Prompt
The records below are to be quoted in full; please keep every word exact.

Exercise input
::::::
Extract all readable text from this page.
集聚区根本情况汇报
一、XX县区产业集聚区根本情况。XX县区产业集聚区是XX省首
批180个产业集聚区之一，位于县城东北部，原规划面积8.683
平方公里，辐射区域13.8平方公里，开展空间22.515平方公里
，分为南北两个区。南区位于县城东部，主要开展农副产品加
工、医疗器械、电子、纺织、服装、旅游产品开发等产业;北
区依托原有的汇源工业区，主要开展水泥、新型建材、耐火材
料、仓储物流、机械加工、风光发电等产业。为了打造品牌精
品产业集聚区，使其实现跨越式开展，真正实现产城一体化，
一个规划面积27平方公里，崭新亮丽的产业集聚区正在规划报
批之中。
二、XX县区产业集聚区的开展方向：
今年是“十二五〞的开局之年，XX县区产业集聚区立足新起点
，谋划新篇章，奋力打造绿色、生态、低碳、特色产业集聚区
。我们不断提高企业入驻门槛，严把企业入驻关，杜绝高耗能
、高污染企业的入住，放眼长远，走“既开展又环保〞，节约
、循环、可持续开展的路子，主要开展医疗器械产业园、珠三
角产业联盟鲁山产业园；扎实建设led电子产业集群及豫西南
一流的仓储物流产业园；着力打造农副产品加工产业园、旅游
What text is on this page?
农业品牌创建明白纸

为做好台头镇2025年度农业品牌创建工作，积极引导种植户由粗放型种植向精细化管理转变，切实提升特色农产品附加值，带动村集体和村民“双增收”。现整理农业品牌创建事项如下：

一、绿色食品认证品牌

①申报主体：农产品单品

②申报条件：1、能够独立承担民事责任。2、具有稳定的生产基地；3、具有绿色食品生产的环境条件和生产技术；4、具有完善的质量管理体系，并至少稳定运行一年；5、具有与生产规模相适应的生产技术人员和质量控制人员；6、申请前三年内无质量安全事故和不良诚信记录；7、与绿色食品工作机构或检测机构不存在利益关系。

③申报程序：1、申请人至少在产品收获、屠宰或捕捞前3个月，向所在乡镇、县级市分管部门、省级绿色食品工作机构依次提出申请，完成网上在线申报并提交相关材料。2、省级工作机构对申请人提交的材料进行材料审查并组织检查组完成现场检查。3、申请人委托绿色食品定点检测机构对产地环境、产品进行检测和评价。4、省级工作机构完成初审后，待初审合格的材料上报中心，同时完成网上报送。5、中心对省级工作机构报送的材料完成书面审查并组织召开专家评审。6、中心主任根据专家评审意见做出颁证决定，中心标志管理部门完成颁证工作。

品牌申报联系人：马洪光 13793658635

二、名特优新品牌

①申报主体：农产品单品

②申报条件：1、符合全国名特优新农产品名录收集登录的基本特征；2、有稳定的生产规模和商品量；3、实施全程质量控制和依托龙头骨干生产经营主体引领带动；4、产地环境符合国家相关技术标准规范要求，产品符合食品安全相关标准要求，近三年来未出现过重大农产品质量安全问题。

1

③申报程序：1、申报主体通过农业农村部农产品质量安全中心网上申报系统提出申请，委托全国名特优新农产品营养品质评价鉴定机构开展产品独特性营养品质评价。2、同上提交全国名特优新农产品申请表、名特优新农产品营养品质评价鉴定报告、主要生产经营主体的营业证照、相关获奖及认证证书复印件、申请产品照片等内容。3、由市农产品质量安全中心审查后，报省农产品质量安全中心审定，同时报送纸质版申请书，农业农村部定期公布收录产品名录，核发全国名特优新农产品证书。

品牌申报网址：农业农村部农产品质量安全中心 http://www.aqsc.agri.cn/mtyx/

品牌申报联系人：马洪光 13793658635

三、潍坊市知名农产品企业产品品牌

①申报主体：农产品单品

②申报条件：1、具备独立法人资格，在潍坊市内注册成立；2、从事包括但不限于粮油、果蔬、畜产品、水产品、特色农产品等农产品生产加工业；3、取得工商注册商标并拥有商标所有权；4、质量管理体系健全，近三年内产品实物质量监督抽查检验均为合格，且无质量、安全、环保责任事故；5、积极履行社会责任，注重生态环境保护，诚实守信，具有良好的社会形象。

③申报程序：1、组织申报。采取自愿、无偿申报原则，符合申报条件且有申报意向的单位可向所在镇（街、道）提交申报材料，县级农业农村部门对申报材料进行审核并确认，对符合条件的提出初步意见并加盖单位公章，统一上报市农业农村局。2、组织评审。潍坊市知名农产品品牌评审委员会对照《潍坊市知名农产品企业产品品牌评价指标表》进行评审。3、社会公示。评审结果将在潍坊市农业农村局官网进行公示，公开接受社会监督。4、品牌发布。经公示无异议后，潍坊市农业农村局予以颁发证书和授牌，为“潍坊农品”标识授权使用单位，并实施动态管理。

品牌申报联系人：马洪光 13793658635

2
::::::
Written answer
Extract all readable text from this page.
集聚区根本情况汇报
一、XX县区产业集聚区根本情况。XX县区产业集聚区是XX省首
批180个产业集聚区之一，位于县城东北部，原规划面积8.683
平方公里，辐射区域13.8平方公里，开展空间22.515平方公里
，分为南北两个区。南区位于县城东部，主要开展农副产品加
工、医疗器械、电子、纺织、服装、旅游产品开发等产业;北
区依托原有的汇源工业区，主要开展水泥、新型建材、耐火材
料、仓储物流、机械加工、风光发电等产业。为了打造品牌精
品产业集聚区，使其实现跨越式开展，真正实现产城一体化，
一个规划面积27平方公里，崭新亮丽的产业集聚区正在规划报
批之中。
二、XX县区产业集聚区的开展方向：
今年是“十二五〞的开局之年，XX县区产业集聚区立足新起点
，谋划新篇章，奋力打造绿色、生态、低碳、特色产业集聚区
。我们不断提高企业入驻门槛，严把企业入驻关，杜绝高耗能
、高污染企业的入住，放眼长远，走“既开展又环保〞，节约
、循环、可持续开展的路子，主要开展医疗器械产业园、珠三
角产业联盟鲁山产业园；扎实建设led电子产业集群及豫西南
一流的仓储物流产业园；着力打造农副产品加工产业园、旅游
What text is on this page?
农业品牌创建明白纸

为做好台头镇2025年度农业品牌创建工作，积极引导种植户由粗放型种植向精细化管理转变，切实提升特色农产品附加值，带动村集体和村民“双增收”。现整理农业品牌创建事项如下：

一、绿色食品认证品牌

①申报主体：农产品单品

②申报条件：1、能够独立承担民事责任。2、具有稳定的生产基地；3、具有绿色食品生产的环境条件和生产技术；4、具有完善的质量管理体系，并至少稳定运行一年；5、具有与生产规模相适应的生产技术人员和质量控制人员；6、申请前三年内无质量安全事故和不良诚信记录；7、与绿色食品工作机构或检测机构不存在利益关系。

③申报程序：1、申请人至少在产品收获、屠宰或捕捞前3个月，向所在乡镇、县级市分管部门、省级绿色食品工作机构依次提出申请，完成网上在线申报并提交相关材料。2、省级工作机构对申请人提交的材料进行材料审查并组织检查组完成现场检查。3、申请人委托绿色食品定点检测机构对产地环境、产品进行检测和评价。4、省级工作机构完成初审后，待初审合格的材料上报中心，同时完成网上报送。5、中心对省级工作机构报送的材料完成书面审查并组织召开专家评审。6、中心主任根据专家评审意见做出颁证决定，中心标志管理部门完成颁证工作。

品牌申报联系人：马洪光 13793658635

二、名特优新品牌

①申报主体：农产品单品

②申报条件：1、符合全国名特优新农产品名录收集登录的基本特征；2、有稳定的生产规模和商品量；3、实施全程质量控制和依托龙头骨干生产经营主体引领带动；4、产地环境符合国家相关技术标准规范要求，产品符合食品安全相关标准要求，近三年来未出现过重大农产品质量安全问题。

1

③申报程序：1、申报主体通过农业农村部农产品质量安全中心网上申报系统提出申请，委托全国名特优新农产品营养品质评价鉴定机构开展产品独特性营养品质评价。2、同上提交全国名特优新农产品申请表、名特优新农产品营养品质评价鉴定报告、主要生产经营主体的营业证照、相关获奖及认证证书复印件、申请产品照片等内容。3、由市农产品质量安全中心审查后，报省农产品质量安全中心审定，同时报送纸质版申请书，农业农村部定期公布收录产品名录，核发全国名特优新农产品证书。

品牌申报网址：农业农村部农产品质量安全中心 http://www.aqsc.agri.cn/mtyx/

品牌申报联系人：马洪光 13793658635

三、潍坊市知名农产品企业产品品牌

①申报主体：农产品单品

②申报条件：1、具备独立法人资格，在潍坊市内注册成立；2、从事包括但不限于粮油、果蔬、畜产品、水产品、特色农产品等农产品生产加工业；3、取得工商注册商标并拥有商标所有权；4、质量管理体系健全，近三年内产品实物质量监督抽查检验均为合格，且无质量、安全、环保责任事故；5、积极履行社会责任，注重生态环境保护，诚实守信，具有良好的社会形象。

③申报程序：1、组织申报。采取自愿、无偿申报原则，符合申报条件且有申报意向的单位可向所在镇（街、道）提交申报材料，县级农业农村部门对申报材料进行审核并确认，对符合条件的提出初步意见并加盖单位公章，统一上报市农业农村局。2、组织评审。潍坊市知名农产品品牌评审委员会对照《潍坊市知名农产品企业产品品牌评价指标表》进行评审。3、社会公示。评审结果将在潍坊市农业农村局官网进行公示，公开接受社会监督。4、品牌发布。经公示无异议后，潍坊市农业农村局予以颁发证书和授牌，为“潍坊农品”标识授权使用单位，并实施动态管理。

品牌申报联系人：马洪光 13793658635

2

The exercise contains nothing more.